Document page transcription items:
════

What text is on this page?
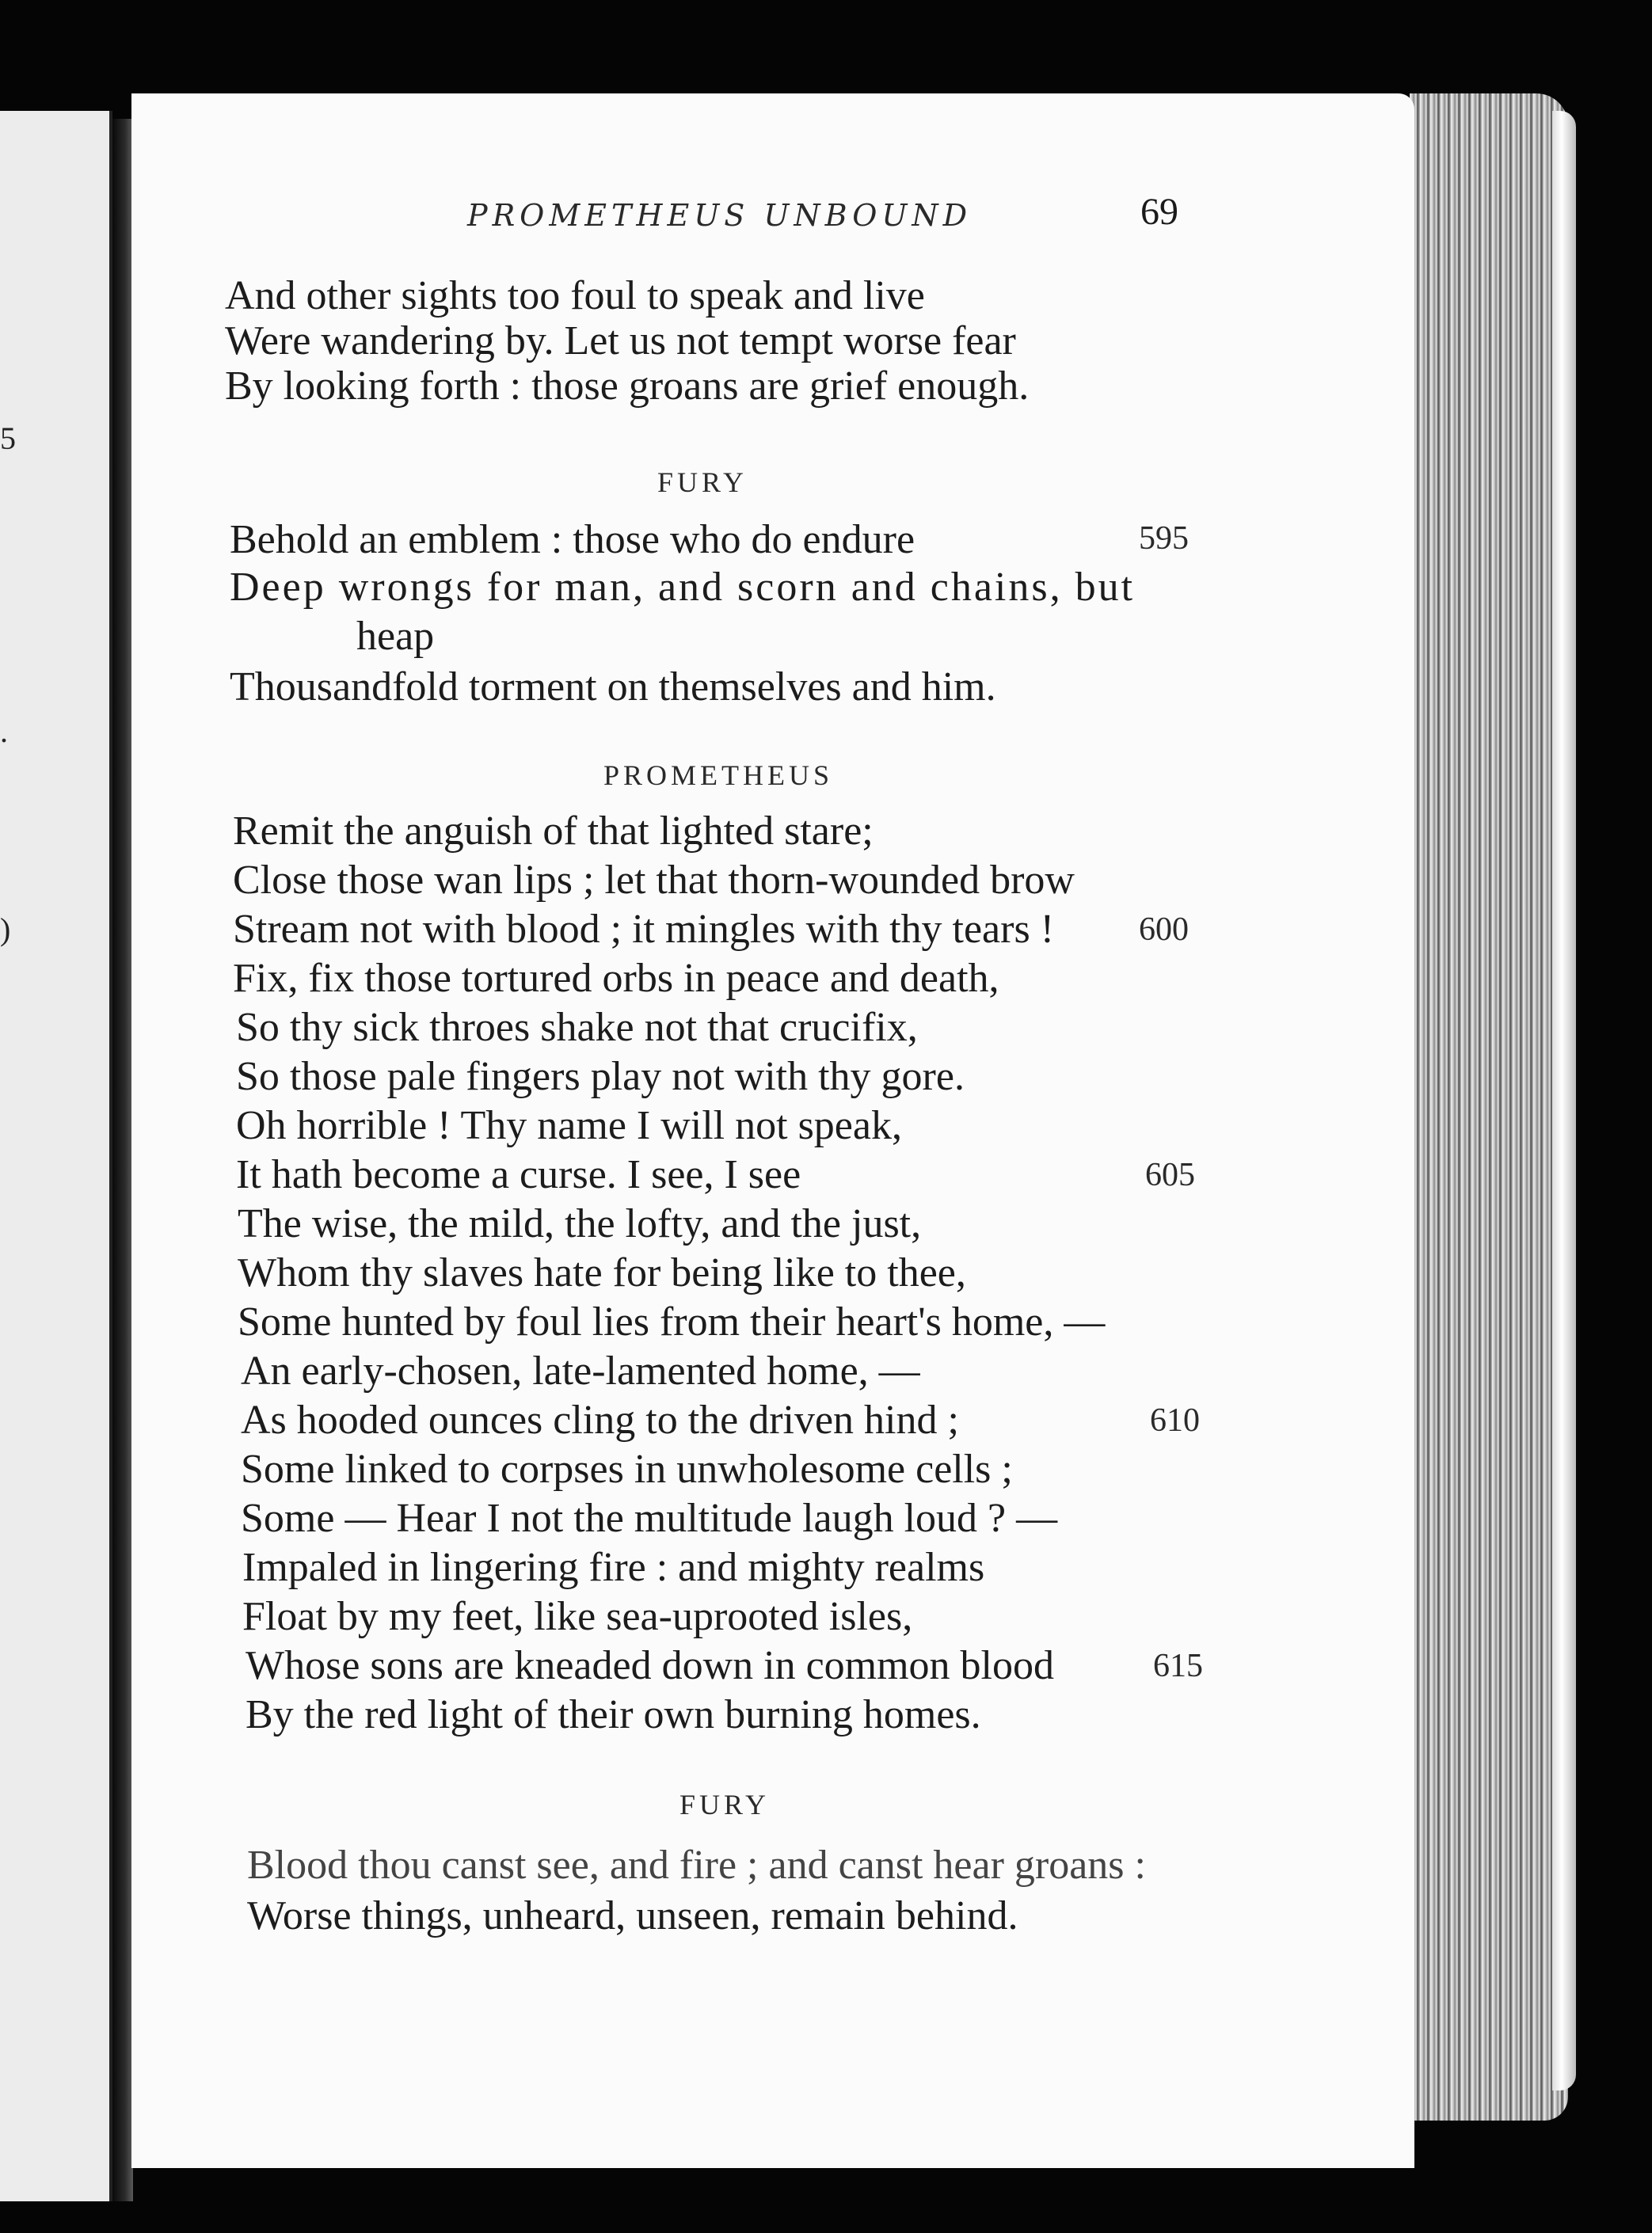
5
.
)
PROMETHEUS UNBOUND	69
And other sights too foul to speak and live
Were wandering by. Let us not tempt worse fear
By looking forth : those groans are grief enough.
FURY
Behold an emblem : those who do endure	595
Deep wrongs for man, and scorn and chains, but
heap
Thousandfold torment on themselves and him.
PROMETHEUS
Remit the anguish of that lighted stare;
Close those wan lips ; let that thorn-wounded brow
Stream not with blood ; it mingles with thy tears !	600
Fix, fix those tortured orbs in peace and death,
So thy sick throes shake not that crucifix,
So those pale fingers play not with thy gore.
Oh horrible ! Thy name I will not speak,
It hath become a curse. I see, I see	605
The wise, the mild, the lofty, and the just,
Whom thy slaves hate for being like to thee,
Some hunted by foul lies from their heart's home, —
An early-chosen, late-lamented home, —
As hooded ounces cling to the driven hind ;	610
Some linked to corpses in unwholesome cells ;
Some — Hear I not the multitude laugh loud ? —
Impaled in lingering fire : and mighty realms
Float by my feet, like sea-uprooted isles,
Whose sons are kneaded down in common blood	615
By the red light of their own burning homes.
FURY
Blood thou canst see, and fire ; and canst hear groans :
Worse things, unheard, unseen, remain behind.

════

EXERCISE GOAL: For every record above, repeat the text exactly and omit any picture.

TASK SOLUTION:
What text is on this page?
5
.
)
PROMETHEUS UNBOUND	69
And other sights too foul to speak and live
Were wandering by. Let us not tempt worse fear
By looking forth : those groans are grief enough.
FURY
Behold an emblem : those who do endure	595
Deep wrongs for man, and scorn and chains, but
heap
Thousandfold torment on themselves and him.
PROMETHEUS
Remit the anguish of that lighted stare;
Close those wan lips ; let that thorn-wounded brow
Stream not with blood ; it mingles with thy tears !	600
Fix, fix those tortured orbs in peace and death,
So thy sick throes shake not that crucifix,
So those pale fingers play not with thy gore.
Oh horrible ! Thy name I will not speak,
It hath become a curse. I see, I see	605
The wise, the mild, the lofty, and the just,
Whom thy slaves hate for being like to thee,
Some hunted by foul lies from their heart's home, —
An early-chosen, late-lamented home, —
As hooded ounces cling to the driven hind ;	610
Some linked to corpses in unwholesome cells ;
Some — Hear I not the multitude laugh loud ? —
Impaled in lingering fire : and mighty realms
Float by my feet, like sea-uprooted isles,
Whose sons are kneaded down in common blood	615
By the red light of their own burning homes.
FURY
Blood thou canst see, and fire ; and canst hear groans :
Worse things, unheard, unseen, remain behind.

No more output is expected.